# [What is required]
From the entries below, gather every line containing the string "Down".

═════ Data extract ═════

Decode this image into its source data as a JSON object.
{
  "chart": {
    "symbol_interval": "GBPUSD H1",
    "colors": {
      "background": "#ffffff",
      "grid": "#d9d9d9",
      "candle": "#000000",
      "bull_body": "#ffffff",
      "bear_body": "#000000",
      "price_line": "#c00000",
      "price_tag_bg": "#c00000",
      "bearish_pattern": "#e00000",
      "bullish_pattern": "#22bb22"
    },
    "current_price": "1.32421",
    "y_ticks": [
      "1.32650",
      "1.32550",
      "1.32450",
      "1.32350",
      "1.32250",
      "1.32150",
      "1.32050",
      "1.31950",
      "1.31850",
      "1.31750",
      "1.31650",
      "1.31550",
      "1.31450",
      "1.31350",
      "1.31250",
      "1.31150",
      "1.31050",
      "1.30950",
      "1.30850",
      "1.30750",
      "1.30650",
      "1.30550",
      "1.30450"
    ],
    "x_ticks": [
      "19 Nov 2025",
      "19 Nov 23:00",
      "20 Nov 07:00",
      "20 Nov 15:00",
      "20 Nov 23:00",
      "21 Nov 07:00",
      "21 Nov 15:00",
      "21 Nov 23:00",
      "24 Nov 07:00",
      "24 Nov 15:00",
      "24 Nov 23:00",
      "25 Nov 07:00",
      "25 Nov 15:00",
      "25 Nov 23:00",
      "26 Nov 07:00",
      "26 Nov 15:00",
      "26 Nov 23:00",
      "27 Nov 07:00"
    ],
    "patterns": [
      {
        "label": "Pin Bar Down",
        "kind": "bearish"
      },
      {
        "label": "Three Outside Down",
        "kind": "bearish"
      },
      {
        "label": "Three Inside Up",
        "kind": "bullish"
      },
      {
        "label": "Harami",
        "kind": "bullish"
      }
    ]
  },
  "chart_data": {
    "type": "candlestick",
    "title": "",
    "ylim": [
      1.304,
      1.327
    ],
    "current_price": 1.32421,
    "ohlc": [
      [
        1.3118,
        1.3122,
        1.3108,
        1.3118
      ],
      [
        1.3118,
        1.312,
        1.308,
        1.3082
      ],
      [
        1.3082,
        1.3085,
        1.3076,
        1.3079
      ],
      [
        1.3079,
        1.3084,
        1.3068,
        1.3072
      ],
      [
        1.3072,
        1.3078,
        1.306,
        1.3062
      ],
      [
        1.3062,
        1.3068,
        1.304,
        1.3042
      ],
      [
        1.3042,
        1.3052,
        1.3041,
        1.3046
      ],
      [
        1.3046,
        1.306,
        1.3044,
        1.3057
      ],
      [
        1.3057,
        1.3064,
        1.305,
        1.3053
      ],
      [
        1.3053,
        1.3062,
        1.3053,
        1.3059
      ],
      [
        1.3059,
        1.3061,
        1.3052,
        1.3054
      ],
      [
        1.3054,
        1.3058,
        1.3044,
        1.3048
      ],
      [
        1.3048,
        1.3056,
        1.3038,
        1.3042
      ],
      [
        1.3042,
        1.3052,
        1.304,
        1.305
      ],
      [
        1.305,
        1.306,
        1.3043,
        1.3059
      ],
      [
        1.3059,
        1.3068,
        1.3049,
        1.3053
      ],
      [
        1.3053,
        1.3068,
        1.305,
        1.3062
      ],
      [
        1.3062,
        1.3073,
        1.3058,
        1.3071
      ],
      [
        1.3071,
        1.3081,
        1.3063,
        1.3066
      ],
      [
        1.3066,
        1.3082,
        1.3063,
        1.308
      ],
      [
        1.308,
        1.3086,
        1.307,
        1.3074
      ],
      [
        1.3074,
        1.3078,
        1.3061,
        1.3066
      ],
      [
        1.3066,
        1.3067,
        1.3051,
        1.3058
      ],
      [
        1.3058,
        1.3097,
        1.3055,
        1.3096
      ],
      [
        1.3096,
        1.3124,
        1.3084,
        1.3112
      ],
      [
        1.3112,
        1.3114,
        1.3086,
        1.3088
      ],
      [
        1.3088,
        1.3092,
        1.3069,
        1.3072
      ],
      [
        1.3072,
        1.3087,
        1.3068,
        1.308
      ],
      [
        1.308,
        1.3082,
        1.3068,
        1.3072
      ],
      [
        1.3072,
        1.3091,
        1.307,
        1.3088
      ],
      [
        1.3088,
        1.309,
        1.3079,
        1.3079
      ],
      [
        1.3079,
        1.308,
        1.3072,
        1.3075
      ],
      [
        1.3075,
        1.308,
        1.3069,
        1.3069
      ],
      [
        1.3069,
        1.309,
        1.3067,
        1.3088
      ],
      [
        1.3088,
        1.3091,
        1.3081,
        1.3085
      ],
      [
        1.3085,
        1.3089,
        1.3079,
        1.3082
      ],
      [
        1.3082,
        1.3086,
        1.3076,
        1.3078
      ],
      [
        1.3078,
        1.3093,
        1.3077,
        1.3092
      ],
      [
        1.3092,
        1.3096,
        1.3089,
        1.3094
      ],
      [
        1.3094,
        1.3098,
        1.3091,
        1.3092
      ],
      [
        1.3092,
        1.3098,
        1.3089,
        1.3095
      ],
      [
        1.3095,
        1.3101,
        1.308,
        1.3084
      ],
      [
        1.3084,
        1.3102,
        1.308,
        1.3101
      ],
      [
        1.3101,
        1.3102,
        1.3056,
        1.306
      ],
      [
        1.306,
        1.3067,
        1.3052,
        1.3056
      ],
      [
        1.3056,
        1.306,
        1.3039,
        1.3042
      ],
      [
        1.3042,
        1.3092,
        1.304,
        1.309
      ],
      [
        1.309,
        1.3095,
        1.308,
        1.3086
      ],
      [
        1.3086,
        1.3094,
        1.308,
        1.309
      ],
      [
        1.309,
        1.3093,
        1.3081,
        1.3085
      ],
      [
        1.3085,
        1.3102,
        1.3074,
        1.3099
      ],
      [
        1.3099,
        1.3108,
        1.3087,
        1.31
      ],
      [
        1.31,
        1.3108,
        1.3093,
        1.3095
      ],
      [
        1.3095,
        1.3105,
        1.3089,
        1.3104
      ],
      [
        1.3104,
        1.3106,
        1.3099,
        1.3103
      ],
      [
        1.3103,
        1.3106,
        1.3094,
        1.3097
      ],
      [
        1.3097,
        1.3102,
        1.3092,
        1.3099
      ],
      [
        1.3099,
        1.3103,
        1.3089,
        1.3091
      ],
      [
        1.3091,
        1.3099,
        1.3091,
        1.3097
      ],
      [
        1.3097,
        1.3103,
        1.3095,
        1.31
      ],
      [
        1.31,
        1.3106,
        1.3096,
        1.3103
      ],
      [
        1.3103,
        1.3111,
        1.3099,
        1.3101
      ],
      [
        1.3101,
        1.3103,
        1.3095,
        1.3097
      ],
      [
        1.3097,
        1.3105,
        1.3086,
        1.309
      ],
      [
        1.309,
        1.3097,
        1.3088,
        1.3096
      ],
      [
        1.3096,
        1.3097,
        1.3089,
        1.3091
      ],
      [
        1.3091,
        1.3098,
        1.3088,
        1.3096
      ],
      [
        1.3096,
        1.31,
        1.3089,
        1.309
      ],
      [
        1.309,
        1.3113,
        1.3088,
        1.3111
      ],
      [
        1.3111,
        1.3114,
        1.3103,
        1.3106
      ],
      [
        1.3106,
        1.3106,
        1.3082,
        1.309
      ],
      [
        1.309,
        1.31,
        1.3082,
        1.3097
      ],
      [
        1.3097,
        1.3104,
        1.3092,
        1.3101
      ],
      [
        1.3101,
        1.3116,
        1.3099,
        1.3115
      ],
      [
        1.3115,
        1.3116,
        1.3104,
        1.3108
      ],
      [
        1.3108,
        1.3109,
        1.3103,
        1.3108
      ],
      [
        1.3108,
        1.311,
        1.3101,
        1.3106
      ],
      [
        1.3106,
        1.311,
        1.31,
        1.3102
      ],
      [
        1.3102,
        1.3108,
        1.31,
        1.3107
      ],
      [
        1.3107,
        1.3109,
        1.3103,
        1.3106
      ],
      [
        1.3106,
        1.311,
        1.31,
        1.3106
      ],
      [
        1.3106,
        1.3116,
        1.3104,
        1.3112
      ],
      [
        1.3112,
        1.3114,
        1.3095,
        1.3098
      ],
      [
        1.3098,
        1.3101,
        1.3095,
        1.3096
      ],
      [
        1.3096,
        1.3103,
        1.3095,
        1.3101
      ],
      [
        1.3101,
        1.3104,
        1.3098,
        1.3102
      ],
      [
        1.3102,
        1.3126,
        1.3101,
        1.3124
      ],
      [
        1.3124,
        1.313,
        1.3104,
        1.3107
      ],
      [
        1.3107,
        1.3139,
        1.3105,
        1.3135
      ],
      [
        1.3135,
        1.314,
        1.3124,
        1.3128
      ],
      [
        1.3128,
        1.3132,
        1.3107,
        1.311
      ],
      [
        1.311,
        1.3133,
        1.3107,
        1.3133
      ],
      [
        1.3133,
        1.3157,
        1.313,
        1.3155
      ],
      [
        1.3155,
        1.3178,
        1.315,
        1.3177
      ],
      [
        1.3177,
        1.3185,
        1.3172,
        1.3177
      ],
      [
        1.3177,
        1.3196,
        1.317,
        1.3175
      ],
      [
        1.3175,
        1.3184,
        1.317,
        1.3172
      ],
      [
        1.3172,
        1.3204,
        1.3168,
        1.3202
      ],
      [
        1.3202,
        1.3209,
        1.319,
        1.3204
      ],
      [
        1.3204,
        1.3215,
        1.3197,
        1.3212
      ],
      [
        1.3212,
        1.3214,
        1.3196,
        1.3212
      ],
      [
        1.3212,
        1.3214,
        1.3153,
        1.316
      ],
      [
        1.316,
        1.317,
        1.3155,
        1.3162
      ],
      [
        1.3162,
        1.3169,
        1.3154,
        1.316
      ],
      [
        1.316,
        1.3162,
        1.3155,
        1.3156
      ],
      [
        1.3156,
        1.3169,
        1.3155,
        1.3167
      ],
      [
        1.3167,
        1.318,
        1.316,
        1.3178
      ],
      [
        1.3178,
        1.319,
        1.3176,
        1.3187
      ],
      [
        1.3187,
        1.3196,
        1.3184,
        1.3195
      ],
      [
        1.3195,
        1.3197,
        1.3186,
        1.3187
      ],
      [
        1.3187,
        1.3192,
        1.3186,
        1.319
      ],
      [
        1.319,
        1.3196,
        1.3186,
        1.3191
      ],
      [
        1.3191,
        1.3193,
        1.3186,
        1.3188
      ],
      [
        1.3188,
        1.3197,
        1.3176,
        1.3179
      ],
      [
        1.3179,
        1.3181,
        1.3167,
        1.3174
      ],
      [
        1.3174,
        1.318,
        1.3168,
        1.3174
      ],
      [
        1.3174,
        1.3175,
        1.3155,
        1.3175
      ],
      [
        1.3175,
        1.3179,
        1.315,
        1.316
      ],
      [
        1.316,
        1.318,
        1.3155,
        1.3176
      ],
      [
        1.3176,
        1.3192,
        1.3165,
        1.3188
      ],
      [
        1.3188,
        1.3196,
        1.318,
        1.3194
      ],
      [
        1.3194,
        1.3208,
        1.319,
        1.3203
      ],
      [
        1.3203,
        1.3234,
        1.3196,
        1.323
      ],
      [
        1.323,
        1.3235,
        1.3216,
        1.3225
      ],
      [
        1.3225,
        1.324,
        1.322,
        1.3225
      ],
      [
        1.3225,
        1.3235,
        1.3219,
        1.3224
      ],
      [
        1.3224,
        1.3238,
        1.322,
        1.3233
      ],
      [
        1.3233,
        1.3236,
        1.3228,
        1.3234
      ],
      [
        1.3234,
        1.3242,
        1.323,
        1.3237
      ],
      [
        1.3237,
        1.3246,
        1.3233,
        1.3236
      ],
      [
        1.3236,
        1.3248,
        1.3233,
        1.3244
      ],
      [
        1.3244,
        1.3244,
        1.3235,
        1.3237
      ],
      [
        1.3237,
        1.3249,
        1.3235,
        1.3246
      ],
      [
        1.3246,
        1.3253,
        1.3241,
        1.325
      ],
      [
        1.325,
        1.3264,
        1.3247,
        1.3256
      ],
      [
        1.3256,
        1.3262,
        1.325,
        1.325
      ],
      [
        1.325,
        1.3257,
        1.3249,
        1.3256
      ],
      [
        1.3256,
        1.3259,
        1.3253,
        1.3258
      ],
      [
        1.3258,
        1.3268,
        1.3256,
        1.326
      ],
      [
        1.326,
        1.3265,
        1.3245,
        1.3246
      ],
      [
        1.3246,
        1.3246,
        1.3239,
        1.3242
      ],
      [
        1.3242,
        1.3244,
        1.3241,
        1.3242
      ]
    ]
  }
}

═════

# [Exercise solution]
        "label": "Pin Bar Down",
        "label": "Three Outside Down",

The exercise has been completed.